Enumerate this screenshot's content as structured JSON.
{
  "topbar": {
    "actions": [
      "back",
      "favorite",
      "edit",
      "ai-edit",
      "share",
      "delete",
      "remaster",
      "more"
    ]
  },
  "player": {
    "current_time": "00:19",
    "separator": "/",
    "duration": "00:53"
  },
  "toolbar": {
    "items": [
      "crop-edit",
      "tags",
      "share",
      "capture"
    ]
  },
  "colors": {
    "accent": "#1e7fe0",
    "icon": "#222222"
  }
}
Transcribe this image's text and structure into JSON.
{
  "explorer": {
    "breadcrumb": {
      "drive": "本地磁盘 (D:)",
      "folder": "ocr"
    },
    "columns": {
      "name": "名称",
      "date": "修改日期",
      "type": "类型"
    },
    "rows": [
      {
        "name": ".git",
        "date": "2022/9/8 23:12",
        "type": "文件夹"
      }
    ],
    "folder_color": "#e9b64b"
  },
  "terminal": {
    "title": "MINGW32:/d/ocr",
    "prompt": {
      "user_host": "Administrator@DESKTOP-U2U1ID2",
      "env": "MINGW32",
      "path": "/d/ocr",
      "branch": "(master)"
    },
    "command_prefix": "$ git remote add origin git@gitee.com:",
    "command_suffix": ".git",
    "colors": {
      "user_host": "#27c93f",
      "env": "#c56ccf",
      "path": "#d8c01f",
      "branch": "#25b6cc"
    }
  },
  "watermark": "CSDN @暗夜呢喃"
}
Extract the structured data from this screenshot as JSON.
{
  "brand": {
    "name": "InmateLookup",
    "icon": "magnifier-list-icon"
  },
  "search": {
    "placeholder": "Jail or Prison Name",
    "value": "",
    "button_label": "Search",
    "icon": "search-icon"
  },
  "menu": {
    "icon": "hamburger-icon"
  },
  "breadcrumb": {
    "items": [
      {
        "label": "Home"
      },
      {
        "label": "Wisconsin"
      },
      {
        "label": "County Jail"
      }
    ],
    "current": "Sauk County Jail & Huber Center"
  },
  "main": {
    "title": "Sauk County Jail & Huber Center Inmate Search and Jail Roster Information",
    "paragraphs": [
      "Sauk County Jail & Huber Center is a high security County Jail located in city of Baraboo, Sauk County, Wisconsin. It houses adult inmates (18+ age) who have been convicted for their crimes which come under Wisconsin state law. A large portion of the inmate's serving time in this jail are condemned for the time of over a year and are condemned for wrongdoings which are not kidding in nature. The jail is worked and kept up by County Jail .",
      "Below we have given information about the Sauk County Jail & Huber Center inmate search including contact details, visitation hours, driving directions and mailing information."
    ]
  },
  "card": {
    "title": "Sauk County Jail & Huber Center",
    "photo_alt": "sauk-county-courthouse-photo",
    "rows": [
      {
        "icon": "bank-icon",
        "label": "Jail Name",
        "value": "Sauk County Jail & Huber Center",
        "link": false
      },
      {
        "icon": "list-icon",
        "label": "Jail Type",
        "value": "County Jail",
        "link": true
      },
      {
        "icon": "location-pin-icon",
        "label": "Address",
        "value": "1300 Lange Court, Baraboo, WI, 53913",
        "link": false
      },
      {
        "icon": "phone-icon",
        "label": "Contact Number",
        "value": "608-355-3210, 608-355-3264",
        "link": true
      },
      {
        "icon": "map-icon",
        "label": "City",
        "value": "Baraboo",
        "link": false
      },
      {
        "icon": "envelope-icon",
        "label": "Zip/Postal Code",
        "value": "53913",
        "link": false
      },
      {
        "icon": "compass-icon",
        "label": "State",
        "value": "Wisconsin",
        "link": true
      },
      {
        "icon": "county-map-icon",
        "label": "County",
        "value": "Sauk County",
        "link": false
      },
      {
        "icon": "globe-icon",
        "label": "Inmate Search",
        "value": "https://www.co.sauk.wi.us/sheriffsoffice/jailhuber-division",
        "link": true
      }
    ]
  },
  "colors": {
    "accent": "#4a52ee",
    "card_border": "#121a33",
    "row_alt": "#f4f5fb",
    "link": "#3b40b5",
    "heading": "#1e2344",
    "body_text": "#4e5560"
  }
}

+-------+

[Instructions for the task]:
Print again each line of the listing above, exactly as it appears.

[Response to this exercise]:
Enumerate this screenshot's content as structured JSON.
{
  "topbar": {
    "actions": [
      "back",
      "favorite",
      "edit",
      "ai-edit",
      "share",
      "delete",
      "remaster",
      "more"
    ]
  },
  "player": {
    "current_time": "00:19",
    "separator": "/",
    "duration": "00:53"
  },
  "toolbar": {
    "items": [
      "crop-edit",
      "tags",
      "share",
      "capture"
    ]
  },
  "colors": {
    "accent": "#1e7fe0",
    "icon": "#222222"
  }
}
Transcribe this image's text and structure into JSON.
{
  "explorer": {
    "breadcrumb": {
      "drive": "本地磁盘 (D:)",
      "folder": "ocr"
    },
    "columns": {
      "name": "名称",
      "date": "修改日期",
      "type": "类型"
    },
    "rows": [
      {
        "name": ".git",
        "date": "2022/9/8 23:12",
        "type": "文件夹"
      }
    ],
    "folder_color": "#e9b64b"
  },
  "terminal": {
    "title": "MINGW32:/d/ocr",
    "prompt": {
      "user_host": "Administrator@DESKTOP-U2U1ID2",
      "env": "MINGW32",
      "path": "/d/ocr",
      "branch": "(master)"
    },
    "command_prefix": "$ git remote add origin git@gitee.com:",
    "command_suffix": ".git",
    "colors": {
      "user_host": "#27c93f",
      "env": "#c56ccf",
      "path": "#d8c01f",
      "branch": "#25b6cc"
    }
  },
  "watermark": "CSDN @暗夜呢喃"
}
Extract the structured data from this screenshot as JSON.
{
  "brand": {
    "name": "InmateLookup",
    "icon": "magnifier-list-icon"
  },
  "search": {
    "placeholder": "Jail or Prison Name",
    "value": "",
    "button_label": "Search",
    "icon": "search-icon"
  },
  "menu": {
    "icon": "hamburger-icon"
  },
  "breadcrumb": {
    "items": [
      {
        "label": "Home"
      },
      {
        "label": "Wisconsin"
      },
      {
        "label": "County Jail"
      }
    ],
    "current": "Sauk County Jail & Huber Center"
  },
  "main": {
    "title": "Sauk County Jail & Huber Center Inmate Search and Jail Roster Information",
    "paragraphs": [
      "Sauk County Jail & Huber Center is a high security County Jail located in city of Baraboo, Sauk County, Wisconsin. It houses adult inmates (18+ age) who have been convicted for their crimes which come under Wisconsin state law. A large portion of the inmate's serving time in this jail are condemned for the time of over a year and are condemned for wrongdoings which are not kidding in nature. The jail is worked and kept up by County Jail .",
      "Below we have given information about the Sauk County Jail & Huber Center inmate search including contact details, visitation hours, driving directions and mailing information."
    ]
  },
  "card": {
    "title": "Sauk County Jail & Huber Center",
    "photo_alt": "sauk-county-courthouse-photo",
    "rows": [
      {
        "icon": "bank-icon",
        "label": "Jail Name",
        "value": "Sauk County Jail & Huber Center",
        "link": false
      },
      {
        "icon": "list-icon",
        "label": "Jail Type",
        "value": "County Jail",
        "link": true
      },
      {
        "icon": "location-pin-icon",
        "label": "Address",
        "value": "1300 Lange Court, Baraboo, WI, 53913",
        "link": false
      },
      {
        "icon": "phone-icon",
        "label": "Contact Number",
        "value": "608-355-3210, 608-355-3264",
        "link": true
      },
      {
        "icon": "map-icon",
        "label": "City",
        "value": "Baraboo",
        "link": false
      },
      {
        "icon": "envelope-icon",
        "label": "Zip/Postal Code",
        "value": "53913",
        "link": false
      },
      {
        "icon": "compass-icon",
        "label": "State",
        "value": "Wisconsin",
        "link": true
      },
      {
        "icon": "county-map-icon",
        "label": "County",
        "value": "Sauk County",
        "link": false
      },
      {
        "icon": "globe-icon",
        "label": "Inmate Search",
        "value": "https://www.co.sauk.wi.us/sheriffsoffice/jailhuber-division",
        "link": true
      }
    ]
  },
  "colors": {
    "accent": "#4a52ee",
    "card_border": "#121a33",
    "row_alt": "#f4f5fb",
    "link": "#3b40b5",
    "heading": "#1e2344",
    "body_text": "#4e5560"
  }
}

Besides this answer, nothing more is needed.